■ **Records from a data collection**
⁂

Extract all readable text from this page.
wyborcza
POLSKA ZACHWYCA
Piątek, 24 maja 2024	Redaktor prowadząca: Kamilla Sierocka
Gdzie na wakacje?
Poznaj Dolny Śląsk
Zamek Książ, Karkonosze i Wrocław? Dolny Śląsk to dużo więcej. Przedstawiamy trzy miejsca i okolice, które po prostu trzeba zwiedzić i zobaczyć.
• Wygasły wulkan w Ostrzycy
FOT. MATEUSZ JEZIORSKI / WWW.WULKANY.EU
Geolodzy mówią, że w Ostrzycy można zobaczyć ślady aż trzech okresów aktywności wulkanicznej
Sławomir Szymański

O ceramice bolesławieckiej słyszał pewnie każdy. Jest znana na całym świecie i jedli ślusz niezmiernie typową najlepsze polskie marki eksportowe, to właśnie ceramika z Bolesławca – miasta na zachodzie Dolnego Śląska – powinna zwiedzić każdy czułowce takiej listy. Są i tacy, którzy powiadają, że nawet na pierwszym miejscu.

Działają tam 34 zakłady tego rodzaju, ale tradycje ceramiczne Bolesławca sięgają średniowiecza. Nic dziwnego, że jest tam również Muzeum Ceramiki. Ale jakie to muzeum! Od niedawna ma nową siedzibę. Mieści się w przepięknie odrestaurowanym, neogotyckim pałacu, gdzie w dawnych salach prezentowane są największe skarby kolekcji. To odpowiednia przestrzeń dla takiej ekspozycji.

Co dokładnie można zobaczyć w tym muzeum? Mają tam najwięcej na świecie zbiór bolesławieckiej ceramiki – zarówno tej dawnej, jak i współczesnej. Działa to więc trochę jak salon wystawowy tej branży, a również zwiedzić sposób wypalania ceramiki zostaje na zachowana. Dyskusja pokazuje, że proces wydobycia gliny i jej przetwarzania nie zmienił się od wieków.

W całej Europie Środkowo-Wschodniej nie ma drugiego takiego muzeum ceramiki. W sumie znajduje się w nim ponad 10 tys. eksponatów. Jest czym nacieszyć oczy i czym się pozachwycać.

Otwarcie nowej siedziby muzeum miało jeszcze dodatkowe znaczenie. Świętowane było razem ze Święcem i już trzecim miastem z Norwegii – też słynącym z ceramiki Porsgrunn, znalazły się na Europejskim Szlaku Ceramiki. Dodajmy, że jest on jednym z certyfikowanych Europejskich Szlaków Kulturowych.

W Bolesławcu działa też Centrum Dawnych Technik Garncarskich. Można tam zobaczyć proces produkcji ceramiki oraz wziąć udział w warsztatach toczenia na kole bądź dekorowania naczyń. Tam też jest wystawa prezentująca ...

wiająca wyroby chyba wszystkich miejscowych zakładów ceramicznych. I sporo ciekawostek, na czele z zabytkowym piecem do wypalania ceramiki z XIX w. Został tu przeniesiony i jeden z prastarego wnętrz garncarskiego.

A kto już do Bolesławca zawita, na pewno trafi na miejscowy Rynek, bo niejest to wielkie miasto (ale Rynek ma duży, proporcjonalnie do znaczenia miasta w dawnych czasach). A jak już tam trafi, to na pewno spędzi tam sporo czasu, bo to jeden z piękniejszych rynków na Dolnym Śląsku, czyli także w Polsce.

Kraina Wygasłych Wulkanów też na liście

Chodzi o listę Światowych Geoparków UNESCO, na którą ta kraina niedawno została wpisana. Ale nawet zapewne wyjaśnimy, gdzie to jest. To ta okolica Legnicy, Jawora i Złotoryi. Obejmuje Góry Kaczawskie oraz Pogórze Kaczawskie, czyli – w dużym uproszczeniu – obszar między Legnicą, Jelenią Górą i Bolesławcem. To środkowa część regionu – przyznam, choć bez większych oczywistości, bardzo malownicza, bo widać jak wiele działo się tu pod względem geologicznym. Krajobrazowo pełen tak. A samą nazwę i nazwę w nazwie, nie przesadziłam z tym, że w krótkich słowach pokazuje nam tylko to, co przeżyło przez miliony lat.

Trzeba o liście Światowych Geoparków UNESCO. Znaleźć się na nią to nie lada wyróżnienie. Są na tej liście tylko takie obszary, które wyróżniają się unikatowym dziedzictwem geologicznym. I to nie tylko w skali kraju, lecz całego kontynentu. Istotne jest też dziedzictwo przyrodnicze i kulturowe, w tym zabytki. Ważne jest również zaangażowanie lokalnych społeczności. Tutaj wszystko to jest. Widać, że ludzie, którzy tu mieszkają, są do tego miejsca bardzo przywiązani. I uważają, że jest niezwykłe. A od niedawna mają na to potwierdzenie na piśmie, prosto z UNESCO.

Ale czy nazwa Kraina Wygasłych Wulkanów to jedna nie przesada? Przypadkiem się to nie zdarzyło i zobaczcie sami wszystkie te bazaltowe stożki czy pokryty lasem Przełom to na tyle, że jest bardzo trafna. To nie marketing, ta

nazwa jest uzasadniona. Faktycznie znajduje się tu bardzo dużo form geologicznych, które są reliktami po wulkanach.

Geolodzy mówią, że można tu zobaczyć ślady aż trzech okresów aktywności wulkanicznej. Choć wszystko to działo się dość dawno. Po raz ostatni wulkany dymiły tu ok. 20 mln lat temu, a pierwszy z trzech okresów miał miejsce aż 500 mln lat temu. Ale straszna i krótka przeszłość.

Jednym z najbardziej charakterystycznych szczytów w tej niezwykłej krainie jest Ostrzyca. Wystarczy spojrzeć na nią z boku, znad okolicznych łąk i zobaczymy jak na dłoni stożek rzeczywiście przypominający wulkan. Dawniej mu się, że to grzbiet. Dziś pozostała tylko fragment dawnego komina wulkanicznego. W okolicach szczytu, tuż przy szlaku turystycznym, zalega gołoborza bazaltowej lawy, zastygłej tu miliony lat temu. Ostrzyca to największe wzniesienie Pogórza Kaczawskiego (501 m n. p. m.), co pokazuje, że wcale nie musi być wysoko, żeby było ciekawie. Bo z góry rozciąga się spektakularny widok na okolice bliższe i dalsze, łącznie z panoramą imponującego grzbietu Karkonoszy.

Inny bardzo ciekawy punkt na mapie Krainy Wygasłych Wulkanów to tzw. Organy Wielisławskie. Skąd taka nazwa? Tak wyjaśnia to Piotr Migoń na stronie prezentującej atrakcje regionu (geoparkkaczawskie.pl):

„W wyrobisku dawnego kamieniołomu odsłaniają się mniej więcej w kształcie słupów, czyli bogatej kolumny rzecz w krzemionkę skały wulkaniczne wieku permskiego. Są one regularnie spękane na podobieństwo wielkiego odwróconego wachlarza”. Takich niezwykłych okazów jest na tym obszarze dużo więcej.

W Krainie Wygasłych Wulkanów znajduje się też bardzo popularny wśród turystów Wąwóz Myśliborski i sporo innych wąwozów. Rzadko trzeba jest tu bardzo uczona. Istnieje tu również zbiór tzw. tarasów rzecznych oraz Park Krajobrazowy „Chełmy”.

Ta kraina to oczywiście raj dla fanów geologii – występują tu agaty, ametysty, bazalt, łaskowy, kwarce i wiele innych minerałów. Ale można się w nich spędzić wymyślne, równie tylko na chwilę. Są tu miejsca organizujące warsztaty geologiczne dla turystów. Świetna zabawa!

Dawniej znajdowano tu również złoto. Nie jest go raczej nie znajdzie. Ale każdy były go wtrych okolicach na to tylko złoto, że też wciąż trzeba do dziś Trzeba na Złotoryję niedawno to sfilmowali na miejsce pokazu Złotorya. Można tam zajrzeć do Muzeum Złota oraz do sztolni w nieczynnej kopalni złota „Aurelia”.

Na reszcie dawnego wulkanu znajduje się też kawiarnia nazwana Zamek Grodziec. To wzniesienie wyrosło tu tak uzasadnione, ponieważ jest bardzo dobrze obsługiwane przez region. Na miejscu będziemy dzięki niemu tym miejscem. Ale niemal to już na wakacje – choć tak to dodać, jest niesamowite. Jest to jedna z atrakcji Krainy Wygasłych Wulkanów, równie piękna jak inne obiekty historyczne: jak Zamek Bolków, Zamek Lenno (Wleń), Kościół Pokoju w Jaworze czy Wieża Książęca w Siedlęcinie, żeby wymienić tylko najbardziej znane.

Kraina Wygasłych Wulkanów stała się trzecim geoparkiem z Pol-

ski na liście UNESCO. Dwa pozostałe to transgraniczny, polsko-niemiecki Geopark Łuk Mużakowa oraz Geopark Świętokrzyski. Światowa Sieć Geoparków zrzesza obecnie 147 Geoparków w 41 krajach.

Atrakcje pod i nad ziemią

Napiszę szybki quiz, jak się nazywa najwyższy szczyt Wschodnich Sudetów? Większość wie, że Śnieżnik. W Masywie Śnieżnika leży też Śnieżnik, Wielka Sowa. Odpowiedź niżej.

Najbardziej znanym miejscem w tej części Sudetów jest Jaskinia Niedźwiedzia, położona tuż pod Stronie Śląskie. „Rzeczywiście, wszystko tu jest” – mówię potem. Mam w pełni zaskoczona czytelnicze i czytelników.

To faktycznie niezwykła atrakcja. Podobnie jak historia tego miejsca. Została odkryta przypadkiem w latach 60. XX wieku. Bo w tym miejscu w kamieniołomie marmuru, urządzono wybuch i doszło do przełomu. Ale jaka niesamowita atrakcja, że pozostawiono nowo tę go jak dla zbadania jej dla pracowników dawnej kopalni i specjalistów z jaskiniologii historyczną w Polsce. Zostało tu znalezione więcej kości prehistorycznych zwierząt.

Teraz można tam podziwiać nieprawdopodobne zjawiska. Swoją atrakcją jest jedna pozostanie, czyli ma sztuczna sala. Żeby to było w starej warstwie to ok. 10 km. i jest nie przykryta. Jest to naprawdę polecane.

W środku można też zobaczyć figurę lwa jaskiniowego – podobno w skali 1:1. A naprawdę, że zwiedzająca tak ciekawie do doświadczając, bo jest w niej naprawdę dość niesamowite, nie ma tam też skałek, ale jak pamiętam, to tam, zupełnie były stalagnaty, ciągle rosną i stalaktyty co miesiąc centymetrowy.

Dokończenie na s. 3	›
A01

⁂

■ **TO BE DONE**
Copy whichever lines in the listing above contain the word "okolicach".

■ **TASK ANSWER**
Jednym z najbardziej charakterystycznych szczytów w tej niezwykłej krainie jest Ostrzyca. Wystarczy spojrzeć na nią z boku, znad okolicznych łąk i zobaczymy jak na dłoni stożek rzeczywiście przypominający wulkan. Dawniej mu się, że to grzbiet. Dziś pozostała tylko fragment dawnego komina wulkanicznego. W okolicach szczytu, tuż przy szlaku turystycznym, zalega gołoborza bazaltowej lawy, zastygłej tu miliony lat temu. Ostrzyca to największe wzniesienie Pogórza Kaczawskiego (501 m n. p. m.), co pokazuje, że wcale nie musi być wysoko, żeby było ciekawie. Bo z góry rozciąga się spektakularny widok na okolice bliższe i dalsze, łącznie z panoramą imponującego grzbietu Karkonoszy.
Dawniej znajdowano tu również złoto. Nie jest go raczej nie znajdzie. Ale każdy były go wtrych okolicach na to tylko złoto, że też wciąż trzeba do dziś Trzeba na Złotoryję niedawno to sfilmowali na miejsce pokazu Złotorya. Można tam zajrzeć do Muzeum Złota oraz do sztolni w nieczynnej kopalni złota „Aurelia”.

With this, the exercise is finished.